INSTRUCTION:
Can you return the data word for word, from its first line through the line that contains "mvo-point — [283, 254, 294, 265]", including both of those lines?

SUPPLIED INFORMATION:
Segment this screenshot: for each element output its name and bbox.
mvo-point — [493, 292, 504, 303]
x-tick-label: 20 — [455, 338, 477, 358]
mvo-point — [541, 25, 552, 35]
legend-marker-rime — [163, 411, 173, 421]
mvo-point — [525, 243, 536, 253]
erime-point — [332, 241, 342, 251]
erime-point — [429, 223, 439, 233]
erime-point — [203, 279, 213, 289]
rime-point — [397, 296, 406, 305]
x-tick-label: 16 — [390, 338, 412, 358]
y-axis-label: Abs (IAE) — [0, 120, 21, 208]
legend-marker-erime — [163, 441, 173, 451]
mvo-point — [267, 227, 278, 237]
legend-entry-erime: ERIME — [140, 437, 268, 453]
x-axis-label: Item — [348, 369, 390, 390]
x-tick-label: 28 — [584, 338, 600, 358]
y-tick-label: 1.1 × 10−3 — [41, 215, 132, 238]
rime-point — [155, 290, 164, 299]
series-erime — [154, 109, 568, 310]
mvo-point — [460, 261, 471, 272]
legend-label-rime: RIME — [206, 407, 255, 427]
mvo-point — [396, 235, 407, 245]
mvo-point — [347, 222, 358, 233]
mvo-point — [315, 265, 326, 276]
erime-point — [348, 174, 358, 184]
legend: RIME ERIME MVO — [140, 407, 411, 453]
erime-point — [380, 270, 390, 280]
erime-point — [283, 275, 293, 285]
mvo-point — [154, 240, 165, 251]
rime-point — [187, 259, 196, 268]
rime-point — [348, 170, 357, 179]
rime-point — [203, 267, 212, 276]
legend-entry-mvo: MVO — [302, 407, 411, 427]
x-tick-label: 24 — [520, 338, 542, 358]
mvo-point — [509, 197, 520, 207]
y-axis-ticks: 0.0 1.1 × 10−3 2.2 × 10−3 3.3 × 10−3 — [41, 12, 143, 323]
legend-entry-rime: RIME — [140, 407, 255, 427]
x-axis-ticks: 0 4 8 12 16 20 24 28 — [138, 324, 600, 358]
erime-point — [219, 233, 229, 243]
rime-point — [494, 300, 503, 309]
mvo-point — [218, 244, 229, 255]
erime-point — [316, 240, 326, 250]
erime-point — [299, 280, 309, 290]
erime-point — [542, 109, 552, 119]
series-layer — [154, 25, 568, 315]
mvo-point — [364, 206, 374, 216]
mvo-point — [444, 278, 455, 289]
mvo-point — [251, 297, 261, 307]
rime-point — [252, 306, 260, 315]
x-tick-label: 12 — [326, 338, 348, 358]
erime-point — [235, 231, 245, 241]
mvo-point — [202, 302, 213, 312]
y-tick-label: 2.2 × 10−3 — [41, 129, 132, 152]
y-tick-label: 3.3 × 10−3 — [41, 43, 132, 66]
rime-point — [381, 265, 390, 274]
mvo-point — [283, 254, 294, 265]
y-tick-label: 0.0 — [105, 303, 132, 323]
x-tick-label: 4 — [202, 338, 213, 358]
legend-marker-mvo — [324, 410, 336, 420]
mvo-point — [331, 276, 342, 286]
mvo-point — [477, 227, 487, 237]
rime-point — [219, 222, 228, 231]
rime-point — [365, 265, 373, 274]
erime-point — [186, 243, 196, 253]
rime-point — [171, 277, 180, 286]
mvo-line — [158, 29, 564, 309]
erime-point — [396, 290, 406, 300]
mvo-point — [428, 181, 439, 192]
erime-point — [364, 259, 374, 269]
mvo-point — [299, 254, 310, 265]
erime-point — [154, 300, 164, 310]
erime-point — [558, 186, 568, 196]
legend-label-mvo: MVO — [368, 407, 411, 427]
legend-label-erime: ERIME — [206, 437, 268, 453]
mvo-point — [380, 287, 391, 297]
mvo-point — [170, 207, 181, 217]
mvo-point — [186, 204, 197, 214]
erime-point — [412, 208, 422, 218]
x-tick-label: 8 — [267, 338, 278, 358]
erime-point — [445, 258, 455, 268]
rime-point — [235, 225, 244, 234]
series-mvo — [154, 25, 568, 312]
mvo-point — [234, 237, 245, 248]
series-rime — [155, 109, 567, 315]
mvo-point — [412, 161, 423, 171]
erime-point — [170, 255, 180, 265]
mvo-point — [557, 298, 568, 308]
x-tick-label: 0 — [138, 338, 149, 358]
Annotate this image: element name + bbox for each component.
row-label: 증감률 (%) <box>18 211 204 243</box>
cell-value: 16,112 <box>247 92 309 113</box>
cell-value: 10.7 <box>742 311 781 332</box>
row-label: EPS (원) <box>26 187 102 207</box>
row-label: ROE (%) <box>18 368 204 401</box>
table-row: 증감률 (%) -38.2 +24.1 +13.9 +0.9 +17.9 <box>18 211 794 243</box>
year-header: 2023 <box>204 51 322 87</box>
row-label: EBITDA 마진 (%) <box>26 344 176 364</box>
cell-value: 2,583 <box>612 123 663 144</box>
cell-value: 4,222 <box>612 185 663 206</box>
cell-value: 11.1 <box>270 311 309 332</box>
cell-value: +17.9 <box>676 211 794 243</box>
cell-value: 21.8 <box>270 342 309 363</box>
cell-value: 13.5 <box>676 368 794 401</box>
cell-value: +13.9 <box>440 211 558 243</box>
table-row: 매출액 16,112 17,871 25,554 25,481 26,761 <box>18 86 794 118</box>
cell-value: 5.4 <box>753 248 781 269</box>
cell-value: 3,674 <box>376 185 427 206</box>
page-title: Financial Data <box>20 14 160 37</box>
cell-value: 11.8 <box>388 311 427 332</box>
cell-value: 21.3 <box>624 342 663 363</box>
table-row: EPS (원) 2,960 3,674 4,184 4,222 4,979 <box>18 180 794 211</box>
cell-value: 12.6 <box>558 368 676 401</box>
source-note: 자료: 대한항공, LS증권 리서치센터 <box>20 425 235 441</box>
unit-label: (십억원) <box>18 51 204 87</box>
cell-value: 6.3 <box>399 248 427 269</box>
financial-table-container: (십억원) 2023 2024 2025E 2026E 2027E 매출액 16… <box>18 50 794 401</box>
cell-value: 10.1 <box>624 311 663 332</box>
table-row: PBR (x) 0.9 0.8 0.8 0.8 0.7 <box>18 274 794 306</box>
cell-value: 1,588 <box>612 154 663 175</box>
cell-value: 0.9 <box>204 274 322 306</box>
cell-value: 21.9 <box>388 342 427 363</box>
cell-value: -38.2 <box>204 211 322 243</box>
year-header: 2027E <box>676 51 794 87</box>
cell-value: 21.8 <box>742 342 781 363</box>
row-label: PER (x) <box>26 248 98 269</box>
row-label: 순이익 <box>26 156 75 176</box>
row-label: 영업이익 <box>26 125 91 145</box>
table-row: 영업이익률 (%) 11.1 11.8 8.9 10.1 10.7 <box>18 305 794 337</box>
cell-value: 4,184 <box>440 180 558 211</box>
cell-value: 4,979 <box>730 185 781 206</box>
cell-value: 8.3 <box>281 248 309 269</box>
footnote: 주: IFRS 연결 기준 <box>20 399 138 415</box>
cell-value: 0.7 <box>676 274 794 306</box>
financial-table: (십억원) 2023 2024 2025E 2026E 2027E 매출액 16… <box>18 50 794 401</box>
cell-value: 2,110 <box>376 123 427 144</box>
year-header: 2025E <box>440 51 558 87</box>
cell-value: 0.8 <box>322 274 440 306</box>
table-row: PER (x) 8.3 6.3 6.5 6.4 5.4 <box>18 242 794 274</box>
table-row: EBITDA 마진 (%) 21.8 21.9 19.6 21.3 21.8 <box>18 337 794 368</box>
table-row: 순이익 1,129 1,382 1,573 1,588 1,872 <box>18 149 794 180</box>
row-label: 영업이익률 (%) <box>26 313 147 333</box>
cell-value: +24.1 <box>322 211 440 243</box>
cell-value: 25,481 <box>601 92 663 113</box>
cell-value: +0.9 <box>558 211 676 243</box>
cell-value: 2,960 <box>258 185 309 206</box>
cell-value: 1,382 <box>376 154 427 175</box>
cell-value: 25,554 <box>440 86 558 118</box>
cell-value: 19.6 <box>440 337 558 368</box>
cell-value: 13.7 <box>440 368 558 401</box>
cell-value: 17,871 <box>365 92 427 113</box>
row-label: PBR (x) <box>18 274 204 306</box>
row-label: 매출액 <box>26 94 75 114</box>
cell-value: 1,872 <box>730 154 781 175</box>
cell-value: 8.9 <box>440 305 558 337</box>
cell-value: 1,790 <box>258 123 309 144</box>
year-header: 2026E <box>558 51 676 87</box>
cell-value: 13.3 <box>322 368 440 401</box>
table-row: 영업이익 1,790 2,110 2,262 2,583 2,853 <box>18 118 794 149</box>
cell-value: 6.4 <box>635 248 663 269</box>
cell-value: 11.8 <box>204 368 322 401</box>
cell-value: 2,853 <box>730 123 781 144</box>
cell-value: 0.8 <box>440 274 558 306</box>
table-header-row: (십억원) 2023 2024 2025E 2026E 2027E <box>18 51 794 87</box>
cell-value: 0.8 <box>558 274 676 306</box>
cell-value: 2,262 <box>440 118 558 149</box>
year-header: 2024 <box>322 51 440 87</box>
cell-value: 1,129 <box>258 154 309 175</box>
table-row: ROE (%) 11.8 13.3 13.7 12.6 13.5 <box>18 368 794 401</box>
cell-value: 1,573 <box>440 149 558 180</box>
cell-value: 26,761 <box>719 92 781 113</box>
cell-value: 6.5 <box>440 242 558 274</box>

THE ANSWER:
Segment this screenshot: for each element output its name and bbox.
mvo-point — [493, 292, 504, 303]
x-tick-label: 20 — [455, 338, 477, 358]
mvo-point — [541, 25, 552, 35]
legend-marker-rime — [163, 411, 173, 421]
mvo-point — [525, 243, 536, 253]
erime-point — [332, 241, 342, 251]
erime-point — [429, 223, 439, 233]
erime-point — [203, 279, 213, 289]
rime-point — [397, 296, 406, 305]
x-tick-label: 16 — [390, 338, 412, 358]
y-axis-label: Abs (IAE) — [0, 120, 21, 208]
legend-marker-erime — [163, 441, 173, 451]
mvo-point — [267, 227, 278, 237]
legend-entry-erime: ERIME — [140, 437, 268, 453]
x-axis-label: Item — [348, 369, 390, 390]
x-tick-label: 28 — [584, 338, 600, 358]
y-tick-label: 1.1 × 10−3 — [41, 215, 132, 238]
rime-point — [155, 290, 164, 299]
series-erime — [154, 109, 568, 310]
mvo-point — [460, 261, 471, 272]
legend-label-rime: RIME — [206, 407, 255, 427]
mvo-point — [396, 235, 407, 245]
mvo-point — [347, 222, 358, 233]
mvo-point — [315, 265, 326, 276]
erime-point — [348, 174, 358, 184]
legend: RIME ERIME MVO — [140, 407, 411, 453]
erime-point — [380, 270, 390, 280]
erime-point — [283, 275, 293, 285]
mvo-point — [154, 240, 165, 251]
rime-point — [187, 259, 196, 268]
rime-point — [348, 170, 357, 179]
rime-point — [203, 267, 212, 276]
legend-entry-mvo: MVO — [302, 407, 411, 427]
x-tick-label: 24 — [520, 338, 542, 358]
mvo-point — [509, 197, 520, 207]
y-axis-ticks: 0.0 1.1 × 10−3 2.2 × 10−3 3.3 × 10−3 — [41, 12, 143, 323]
legend-entry-rime: RIME — [140, 407, 255, 427]
x-axis-ticks: 0 4 8 12 16 20 24 28 — [138, 324, 600, 358]
erime-point — [219, 233, 229, 243]
rime-point — [494, 300, 503, 309]
mvo-point — [218, 244, 229, 255]
erime-point — [316, 240, 326, 250]
erime-point — [299, 280, 309, 290]
erime-point — [542, 109, 552, 119]
series-layer — [154, 25, 568, 315]
mvo-point — [364, 206, 374, 216]
mvo-point — [444, 278, 455, 289]
mvo-point — [251, 297, 261, 307]
rime-point — [252, 306, 260, 315]
x-tick-label: 12 — [326, 338, 348, 358]
erime-point — [235, 231, 245, 241]
mvo-point — [202, 302, 213, 312]
y-tick-label: 2.2 × 10−3 — [41, 129, 132, 152]
y-tick-label: 3.3 × 10−3 — [41, 43, 132, 66]
rime-point — [381, 265, 390, 274]
mvo-point — [283, 254, 294, 265]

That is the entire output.